▸ **WRITTEN INSTRUCTION**: Select every line below containing the word "Draw".

▸ **DATA FOR THE TASK**:

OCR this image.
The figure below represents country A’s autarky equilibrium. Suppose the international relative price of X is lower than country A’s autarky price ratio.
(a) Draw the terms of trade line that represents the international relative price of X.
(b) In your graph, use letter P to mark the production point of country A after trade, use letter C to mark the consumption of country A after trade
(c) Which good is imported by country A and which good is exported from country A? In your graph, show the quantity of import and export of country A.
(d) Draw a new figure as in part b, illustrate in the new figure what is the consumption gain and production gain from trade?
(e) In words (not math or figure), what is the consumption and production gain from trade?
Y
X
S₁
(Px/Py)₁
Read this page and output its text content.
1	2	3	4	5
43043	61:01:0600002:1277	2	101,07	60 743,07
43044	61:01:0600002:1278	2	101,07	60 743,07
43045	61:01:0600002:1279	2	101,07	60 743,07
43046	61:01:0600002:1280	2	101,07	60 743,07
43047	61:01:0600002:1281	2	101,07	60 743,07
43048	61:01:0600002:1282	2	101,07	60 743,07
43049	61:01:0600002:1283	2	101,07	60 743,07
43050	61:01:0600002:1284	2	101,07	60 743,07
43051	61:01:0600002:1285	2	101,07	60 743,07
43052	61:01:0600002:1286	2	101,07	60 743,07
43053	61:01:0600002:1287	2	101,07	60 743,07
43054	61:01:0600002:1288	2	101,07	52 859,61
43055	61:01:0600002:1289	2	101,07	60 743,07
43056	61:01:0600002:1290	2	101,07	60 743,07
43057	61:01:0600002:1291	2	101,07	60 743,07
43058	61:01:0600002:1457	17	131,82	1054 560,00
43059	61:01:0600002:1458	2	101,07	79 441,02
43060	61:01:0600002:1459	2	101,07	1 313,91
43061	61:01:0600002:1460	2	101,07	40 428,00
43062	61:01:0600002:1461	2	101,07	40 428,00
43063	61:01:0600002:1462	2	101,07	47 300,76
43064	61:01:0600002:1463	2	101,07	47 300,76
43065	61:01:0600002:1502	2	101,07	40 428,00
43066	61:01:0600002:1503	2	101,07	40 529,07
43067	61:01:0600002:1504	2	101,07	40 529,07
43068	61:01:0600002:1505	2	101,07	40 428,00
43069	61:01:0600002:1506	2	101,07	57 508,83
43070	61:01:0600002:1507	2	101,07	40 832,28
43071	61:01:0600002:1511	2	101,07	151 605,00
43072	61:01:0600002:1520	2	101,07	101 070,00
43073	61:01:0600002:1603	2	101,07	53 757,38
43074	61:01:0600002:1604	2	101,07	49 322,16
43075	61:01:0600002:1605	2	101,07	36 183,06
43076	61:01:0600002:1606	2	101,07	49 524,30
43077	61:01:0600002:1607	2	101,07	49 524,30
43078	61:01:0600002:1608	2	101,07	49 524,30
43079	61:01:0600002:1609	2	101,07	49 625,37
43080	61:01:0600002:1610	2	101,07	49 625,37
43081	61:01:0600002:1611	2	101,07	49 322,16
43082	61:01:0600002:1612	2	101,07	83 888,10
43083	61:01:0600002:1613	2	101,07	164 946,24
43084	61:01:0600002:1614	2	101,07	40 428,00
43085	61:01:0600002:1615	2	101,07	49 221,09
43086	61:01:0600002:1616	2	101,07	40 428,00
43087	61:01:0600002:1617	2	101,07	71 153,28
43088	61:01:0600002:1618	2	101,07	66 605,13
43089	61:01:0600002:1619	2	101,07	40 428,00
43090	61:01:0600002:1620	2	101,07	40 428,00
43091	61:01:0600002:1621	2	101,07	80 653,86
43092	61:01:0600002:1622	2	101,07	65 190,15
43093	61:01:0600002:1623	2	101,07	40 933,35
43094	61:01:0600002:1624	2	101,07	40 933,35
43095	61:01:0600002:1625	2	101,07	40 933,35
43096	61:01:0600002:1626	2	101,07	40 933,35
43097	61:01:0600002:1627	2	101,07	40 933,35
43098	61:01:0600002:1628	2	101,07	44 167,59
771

▸ **CORRECT RESPONSE**:
(a) Draw the terms of trade line that represents the international relative price of X.
(d) Draw a new figure as in part b, illustrate in the new figure what is the consumption gain and production gain from trade?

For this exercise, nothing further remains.